[SUPPLIED PASSAGE]
US Senate delays summer break amid health care impasse

The US Senate will take the rare step of delaying its summer break by two weeks to focus on breaking an impasse over health care reform and other pending work, Republican leader Mitch McConnell said Tuesday.

A day after getting a firm nudge from President Donald Trump to pass legislation that repeals and replaces the current law known as Obamacare, McConnell blamed what he called a "lack of cooperation" from Democrats as he announced the recess will start in mid-August, rather than at the end of July.

"Once the Senate completes its work on reform, we will turn to other important issues including the National Defense Authorization Act and the backlog of critical nominations that have been mindlessly stalled by Democrats," McConnell said.

"The Senate will delay the start of the August recess until the third week of August."

The White House backed McConnell's call for lawmakers to thrash out a health care deal before heading home.

"Millions of American families and individuals caught in the fallout of Obamacare's collapse... have been suffering the consequences of this failed law firsthand for far too long, and it's time for Senate Republicans to step up and fulfill the promise they made to those Americans by repealing and replacing it," White House spokeswoman Sarah Huckabee Sanders told reporters.

The chamber will also use the expanded schedule to consider raising the nation's statutory borrowing limit, which must occur by mid-October if the government wants to avoid a risk of defaulting on its debt obligations.

"We have to do a debt-ceiling increase," McConnell said. "There are other things that we have to do and we only have a limited number of days left."

Several senators from within McConnell's party endorsed the strategy.

"Delaying the start of the August in-state work period is the right move. We've got important work that needs to continue," said Republican Senator Cory Gardner.

'Revised' bill Thursday

Democrats scoffed, insisting the issue was not timing but substance.

"Two weeks isn't going to solve their problem," Senate Minority Leader Chuck Schumer said.

"As long as this bill continues to cut taxes on the very wealthy and hurt working Americans, the bill is going to be as unpopular as it is today."

Trump campaigned relentlessly on a pledge to repeal and replace the 2010 Affordable Care Act, or Obamacare, and as president it remains a top priority.

Last month he expressed confidence that the Senate effort—a revised version of the bill that passed the House of Representatives in May—would be a "phenomenal" plan with "heart."

But McConnell, a seasoned tactician, was forced to postpone a June vote on the bill when he realized he did not have the votes for passage, amid a revolt by some conservative and moderate Republicans.

With Democrats united in opposition, McConnell needs support from at least 50 of the Senate's 52 Republicans to pass the measure. At least 10 Republicans have said they will not support the bill as written.

The Senate plan would keep parts of Obamacare intact, but strip away much of its funding. It also rolls back the expansion of Medicaid, the federal health care program for the poor and disabled.

Polls show the bill is widely unpopular among Americans. A study by the non-profit Congressional Budget Office forecast that under the , ranks of the uninsured would swell by 22 million people by 2026 compared to current law.

[TASK GOAL] In the Senate recess article, rewrite the passage from "Several senators from" to "Senator Cory Gardner.", substituting "approach" for "strategy".

[PROVIDED INFORMATION]
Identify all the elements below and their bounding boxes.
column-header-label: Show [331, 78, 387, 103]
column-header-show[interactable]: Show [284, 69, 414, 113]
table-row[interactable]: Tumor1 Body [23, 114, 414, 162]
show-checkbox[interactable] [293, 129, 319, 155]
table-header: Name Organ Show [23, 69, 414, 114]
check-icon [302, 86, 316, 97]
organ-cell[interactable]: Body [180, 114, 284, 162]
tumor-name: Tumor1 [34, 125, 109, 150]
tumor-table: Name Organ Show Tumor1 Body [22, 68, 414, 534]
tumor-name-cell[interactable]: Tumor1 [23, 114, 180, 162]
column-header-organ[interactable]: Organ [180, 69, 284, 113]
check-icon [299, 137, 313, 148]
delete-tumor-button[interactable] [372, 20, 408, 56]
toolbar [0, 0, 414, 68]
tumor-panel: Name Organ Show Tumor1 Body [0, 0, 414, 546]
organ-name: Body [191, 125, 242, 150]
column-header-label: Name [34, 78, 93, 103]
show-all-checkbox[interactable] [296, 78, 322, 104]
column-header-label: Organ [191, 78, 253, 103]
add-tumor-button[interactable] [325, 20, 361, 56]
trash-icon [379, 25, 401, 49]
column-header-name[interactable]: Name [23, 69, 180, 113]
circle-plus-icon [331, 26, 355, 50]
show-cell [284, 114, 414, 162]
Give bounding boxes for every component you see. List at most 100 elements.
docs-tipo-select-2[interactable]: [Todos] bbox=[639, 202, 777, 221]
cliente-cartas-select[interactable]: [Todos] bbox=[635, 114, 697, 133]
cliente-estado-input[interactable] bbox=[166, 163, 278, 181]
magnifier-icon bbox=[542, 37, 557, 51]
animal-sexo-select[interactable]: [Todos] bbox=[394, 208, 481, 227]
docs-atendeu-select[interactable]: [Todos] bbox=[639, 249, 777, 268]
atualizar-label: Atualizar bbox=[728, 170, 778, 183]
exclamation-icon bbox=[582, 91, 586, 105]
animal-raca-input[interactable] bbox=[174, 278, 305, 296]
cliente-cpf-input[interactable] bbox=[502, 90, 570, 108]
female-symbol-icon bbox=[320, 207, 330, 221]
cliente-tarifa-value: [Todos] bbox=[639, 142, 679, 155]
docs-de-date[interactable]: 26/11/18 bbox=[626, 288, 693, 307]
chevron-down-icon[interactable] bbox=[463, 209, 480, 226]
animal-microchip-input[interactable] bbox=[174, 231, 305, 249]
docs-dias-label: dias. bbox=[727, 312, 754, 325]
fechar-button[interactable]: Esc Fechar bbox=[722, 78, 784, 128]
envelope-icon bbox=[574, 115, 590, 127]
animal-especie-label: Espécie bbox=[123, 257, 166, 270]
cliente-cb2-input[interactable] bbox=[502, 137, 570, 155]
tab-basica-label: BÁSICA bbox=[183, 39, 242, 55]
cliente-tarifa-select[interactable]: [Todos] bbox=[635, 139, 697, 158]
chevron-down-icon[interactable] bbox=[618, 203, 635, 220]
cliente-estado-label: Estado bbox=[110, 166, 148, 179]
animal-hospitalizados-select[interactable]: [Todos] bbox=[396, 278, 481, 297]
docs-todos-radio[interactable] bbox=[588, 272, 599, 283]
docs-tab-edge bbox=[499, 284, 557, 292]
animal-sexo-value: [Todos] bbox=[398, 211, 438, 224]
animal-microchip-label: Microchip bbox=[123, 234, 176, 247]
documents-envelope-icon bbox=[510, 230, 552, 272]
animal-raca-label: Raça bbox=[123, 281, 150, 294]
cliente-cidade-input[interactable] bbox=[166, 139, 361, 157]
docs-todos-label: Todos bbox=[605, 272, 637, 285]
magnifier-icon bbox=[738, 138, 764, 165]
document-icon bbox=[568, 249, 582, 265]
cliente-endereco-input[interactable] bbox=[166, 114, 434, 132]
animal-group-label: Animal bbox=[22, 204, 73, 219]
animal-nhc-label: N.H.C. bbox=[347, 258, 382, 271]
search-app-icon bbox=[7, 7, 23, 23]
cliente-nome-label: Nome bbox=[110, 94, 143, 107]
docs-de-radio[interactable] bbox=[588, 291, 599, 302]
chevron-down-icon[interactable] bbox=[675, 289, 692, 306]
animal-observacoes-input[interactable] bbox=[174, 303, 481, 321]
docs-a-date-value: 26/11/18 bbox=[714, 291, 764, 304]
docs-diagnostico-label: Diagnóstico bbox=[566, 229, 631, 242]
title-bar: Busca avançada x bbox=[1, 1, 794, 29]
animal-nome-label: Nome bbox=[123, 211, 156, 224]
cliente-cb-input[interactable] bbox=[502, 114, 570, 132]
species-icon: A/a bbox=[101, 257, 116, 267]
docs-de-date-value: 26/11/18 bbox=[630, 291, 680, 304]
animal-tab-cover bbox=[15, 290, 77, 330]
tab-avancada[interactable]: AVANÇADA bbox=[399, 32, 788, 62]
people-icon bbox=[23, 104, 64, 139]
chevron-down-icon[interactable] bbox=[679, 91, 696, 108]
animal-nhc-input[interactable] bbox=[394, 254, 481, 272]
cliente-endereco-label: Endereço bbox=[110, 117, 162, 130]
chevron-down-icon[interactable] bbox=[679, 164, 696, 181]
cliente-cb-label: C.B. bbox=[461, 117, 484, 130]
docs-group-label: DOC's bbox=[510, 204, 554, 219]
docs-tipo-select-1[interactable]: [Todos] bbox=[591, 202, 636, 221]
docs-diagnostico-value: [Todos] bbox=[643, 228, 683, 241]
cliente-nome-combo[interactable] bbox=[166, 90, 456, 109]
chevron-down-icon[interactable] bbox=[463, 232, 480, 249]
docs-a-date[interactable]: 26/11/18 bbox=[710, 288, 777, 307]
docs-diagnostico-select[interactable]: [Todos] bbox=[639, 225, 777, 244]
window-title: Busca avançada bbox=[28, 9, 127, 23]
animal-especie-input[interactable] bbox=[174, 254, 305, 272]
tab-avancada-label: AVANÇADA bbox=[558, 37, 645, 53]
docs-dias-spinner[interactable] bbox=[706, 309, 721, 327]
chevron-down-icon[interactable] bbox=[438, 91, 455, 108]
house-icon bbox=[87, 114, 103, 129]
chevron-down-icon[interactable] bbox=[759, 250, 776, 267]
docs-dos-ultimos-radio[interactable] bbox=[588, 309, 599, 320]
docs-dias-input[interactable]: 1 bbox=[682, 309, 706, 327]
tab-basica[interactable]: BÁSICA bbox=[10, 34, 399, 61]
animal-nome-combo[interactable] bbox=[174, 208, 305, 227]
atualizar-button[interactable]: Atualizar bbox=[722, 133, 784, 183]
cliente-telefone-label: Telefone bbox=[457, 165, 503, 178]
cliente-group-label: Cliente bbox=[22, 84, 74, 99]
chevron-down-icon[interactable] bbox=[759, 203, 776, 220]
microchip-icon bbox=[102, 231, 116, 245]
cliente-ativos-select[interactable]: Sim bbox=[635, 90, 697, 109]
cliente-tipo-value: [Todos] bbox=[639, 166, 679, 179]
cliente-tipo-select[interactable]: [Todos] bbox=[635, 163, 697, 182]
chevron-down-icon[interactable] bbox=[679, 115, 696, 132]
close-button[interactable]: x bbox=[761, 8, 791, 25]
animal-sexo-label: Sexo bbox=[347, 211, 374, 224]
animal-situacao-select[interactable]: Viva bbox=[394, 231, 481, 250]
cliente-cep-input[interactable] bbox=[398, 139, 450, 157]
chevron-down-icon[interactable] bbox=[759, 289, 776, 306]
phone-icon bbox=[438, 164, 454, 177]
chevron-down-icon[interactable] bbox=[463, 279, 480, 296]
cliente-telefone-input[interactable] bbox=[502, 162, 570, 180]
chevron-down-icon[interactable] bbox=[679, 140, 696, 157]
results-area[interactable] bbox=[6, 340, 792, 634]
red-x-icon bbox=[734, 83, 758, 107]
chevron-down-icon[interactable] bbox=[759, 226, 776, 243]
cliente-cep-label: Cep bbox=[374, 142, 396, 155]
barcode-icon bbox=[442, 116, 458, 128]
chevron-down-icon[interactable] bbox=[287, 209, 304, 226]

[RESPONSE AREA]
Several senators from within McConnell's party endorsed the approach.

"Delaying the start of the August in-state work period is the right move. We've got important work that needs to continue," said Republican Senator Cory Gardner.